- [Written exercise]:
Retype each record shown below, leaving every character as it is.

- [Data supplied]:
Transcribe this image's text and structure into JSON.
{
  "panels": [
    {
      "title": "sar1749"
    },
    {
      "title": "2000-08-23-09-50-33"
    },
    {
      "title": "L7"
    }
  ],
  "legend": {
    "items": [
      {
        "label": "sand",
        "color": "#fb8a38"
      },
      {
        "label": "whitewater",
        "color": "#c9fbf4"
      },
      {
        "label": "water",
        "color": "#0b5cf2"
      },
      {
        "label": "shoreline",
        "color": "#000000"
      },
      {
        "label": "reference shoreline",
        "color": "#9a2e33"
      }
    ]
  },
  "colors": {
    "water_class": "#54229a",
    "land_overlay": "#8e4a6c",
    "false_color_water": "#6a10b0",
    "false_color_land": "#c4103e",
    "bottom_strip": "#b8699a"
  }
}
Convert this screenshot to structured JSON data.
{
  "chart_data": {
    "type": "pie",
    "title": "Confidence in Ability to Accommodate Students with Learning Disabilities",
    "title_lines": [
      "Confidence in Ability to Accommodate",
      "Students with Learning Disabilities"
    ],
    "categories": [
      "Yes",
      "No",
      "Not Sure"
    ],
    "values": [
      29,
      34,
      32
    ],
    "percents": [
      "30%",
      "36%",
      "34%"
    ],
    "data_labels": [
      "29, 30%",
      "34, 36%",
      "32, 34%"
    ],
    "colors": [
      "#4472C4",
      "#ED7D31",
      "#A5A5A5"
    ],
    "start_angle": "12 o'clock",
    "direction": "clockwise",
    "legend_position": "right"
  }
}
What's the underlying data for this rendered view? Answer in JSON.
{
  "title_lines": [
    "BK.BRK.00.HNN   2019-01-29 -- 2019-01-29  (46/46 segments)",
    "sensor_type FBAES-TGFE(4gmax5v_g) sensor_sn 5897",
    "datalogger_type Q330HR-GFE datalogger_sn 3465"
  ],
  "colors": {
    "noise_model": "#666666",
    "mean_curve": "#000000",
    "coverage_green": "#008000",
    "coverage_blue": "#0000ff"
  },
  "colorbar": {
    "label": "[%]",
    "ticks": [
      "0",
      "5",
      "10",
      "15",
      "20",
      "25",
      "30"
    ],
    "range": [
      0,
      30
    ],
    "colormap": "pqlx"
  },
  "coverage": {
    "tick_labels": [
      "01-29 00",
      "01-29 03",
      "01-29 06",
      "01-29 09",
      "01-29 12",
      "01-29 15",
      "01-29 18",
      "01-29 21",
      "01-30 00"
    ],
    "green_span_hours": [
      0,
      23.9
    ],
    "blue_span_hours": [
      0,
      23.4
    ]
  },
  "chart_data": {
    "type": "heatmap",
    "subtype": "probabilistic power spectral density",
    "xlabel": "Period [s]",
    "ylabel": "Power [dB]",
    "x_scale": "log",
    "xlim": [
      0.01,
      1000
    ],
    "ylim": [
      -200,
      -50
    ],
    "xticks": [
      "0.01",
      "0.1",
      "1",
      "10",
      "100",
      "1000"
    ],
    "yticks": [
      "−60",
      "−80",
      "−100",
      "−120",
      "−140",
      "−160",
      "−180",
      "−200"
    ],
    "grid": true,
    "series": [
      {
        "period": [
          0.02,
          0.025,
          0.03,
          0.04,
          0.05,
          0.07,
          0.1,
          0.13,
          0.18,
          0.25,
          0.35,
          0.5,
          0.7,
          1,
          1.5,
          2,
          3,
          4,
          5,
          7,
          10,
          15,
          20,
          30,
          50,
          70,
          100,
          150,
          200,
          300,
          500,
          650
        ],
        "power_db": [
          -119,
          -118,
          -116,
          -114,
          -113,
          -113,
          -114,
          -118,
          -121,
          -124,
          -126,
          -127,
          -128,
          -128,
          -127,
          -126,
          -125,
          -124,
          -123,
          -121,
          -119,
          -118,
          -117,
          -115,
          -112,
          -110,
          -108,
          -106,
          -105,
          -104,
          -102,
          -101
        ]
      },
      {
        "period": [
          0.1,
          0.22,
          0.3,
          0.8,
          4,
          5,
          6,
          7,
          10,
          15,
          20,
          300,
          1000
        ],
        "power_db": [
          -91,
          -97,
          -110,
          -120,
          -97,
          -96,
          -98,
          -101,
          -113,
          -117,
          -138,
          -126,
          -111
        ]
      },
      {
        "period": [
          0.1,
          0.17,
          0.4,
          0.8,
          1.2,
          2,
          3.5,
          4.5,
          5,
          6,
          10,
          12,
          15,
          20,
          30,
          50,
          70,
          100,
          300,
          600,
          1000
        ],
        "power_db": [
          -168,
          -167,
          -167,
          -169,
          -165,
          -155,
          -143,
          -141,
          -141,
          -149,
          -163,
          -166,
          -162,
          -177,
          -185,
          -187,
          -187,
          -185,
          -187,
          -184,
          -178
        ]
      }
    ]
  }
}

- [Reply]:
Transcribe this image's text and structure into JSON.
{
  "panels": [
    {
      "title": "sar1749"
    },
    {
      "title": "2000-08-23-09-50-33"
    },
    {
      "title": "L7"
    }
  ],
  "legend": {
    "items": [
      {
        "label": "sand",
        "color": "#fb8a38"
      },
      {
        "label": "whitewater",
        "color": "#c9fbf4"
      },
      {
        "label": "water",
        "color": "#0b5cf2"
      },
      {
        "label": "shoreline",
        "color": "#000000"
      },
      {
        "label": "reference shoreline",
        "color": "#9a2e33"
      }
    ]
  },
  "colors": {
    "water_class": "#54229a",
    "land_overlay": "#8e4a6c",
    "false_color_water": "#6a10b0",
    "false_color_land": "#c4103e",
    "bottom_strip": "#b8699a"
  }
}
Convert this screenshot to structured JSON data.
{
  "chart_data": {
    "type": "pie",
    "title": "Confidence in Ability to Accommodate Students with Learning Disabilities",
    "title_lines": [
      "Confidence in Ability to Accommodate",
      "Students with Learning Disabilities"
    ],
    "categories": [
      "Yes",
      "No",
      "Not Sure"
    ],
    "values": [
      29,
      34,
      32
    ],
    "percents": [
      "30%",
      "36%",
      "34%"
    ],
    "data_labels": [
      "29, 30%",
      "34, 36%",
      "32, 34%"
    ],
    "colors": [
      "#4472C4",
      "#ED7D31",
      "#A5A5A5"
    ],
    "start_angle": "12 o'clock",
    "direction": "clockwise",
    "legend_position": "right"
  }
}
What's the underlying data for this rendered view? Answer in JSON.
{
  "title_lines": [
    "BK.BRK.00.HNN   2019-01-29 -- 2019-01-29  (46/46 segments)",
    "sensor_type FBAES-TGFE(4gmax5v_g) sensor_sn 5897",
    "datalogger_type Q330HR-GFE datalogger_sn 3465"
  ],
  "colors": {
    "noise_model": "#666666",
    "mean_curve": "#000000",
    "coverage_green": "#008000",
    "coverage_blue": "#0000ff"
  },
  "colorbar": {
    "label": "[%]",
    "ticks": [
      "0",
      "5",
      "10",
      "15",
      "20",
      "25",
      "30"
    ],
    "range": [
      0,
      30
    ],
    "colormap": "pqlx"
  },
  "coverage": {
    "tick_labels": [
      "01-29 00",
      "01-29 03",
      "01-29 06",
      "01-29 09",
      "01-29 12",
      "01-29 15",
      "01-29 18",
      "01-29 21",
      "01-30 00"
    ],
    "green_span_hours": [
      0,
      23.9
    ],
    "blue_span_hours": [
      0,
      23.4
    ]
  },
  "chart_data": {
    "type": "heatmap",
    "subtype": "probabilistic power spectral density",
    "xlabel": "Period [s]",
    "ylabel": "Power [dB]",
    "x_scale": "log",
    "xlim": [
      0.01,
      1000
    ],
    "ylim": [
      -200,
      -50
    ],
    "xticks": [
      "0.01",
      "0.1",
      "1",
      "10",
      "100",
      "1000"
    ],
    "yticks": [
      "−60",
      "−80",
      "−100",
      "−120",
      "−140",
      "−160",
      "−180",
      "−200"
    ],
    "grid": true,
    "series": [
      {
        "period": [
          0.02,
          0.025,
          0.03,
          0.04,
          0.05,
          0.07,
          0.1,
          0.13,
          0.18,
          0.25,
          0.35,
          0.5,
          0.7,
          1,
          1.5,
          2,
          3,
          4,
          5,
          7,
          10,
          15,
          20,
          30,
          50,
          70,
          100,
          150,
          200,
          300,
          500,
          650
        ],
        "power_db": [
          -119,
          -118,
          -116,
          -114,
          -113,
          -113,
          -114,
          -118,
          -121,
          -124,
          -126,
          -127,
          -128,
          -128,
          -127,
          -126,
          -125,
          -124,
          -123,
          -121,
          -119,
          -118,
          -117,
          -115,
          -112,
          -110,
          -108,
          -106,
          -105,
          -104,
          -102,
          -101
        ]
      },
      {
        "period": [
          0.1,
          0.22,
          0.3,
          0.8,
          4,
          5,
          6,
          7,
          10,
          15,
          20,
          300,
          1000
        ],
        "power_db": [
          -91,
          -97,
          -110,
          -120,
          -97,
          -96,
          -98,
          -101,
          -113,
          -117,
          -138,
          -126,
          -111
        ]
      },
      {
        "period": [
          0.1,
          0.17,
          0.4,
          0.8,
          1.2,
          2,
          3.5,
          4.5,
          5,
          6,
          10,
          12,
          15,
          20,
          30,
          50,
          70,
          100,
          300,
          600,
          1000
        ],
        "power_db": [
          -168,
          -167,
          -167,
          -169,
          -165,
          -155,
          -143,
          -141,
          -141,
          -149,
          -163,
          -166,
          -162,
          -177,
          -185,
          -187,
          -187,
          -185,
          -187,
          -184,
          -178
        ]
      }
    ]
  }
}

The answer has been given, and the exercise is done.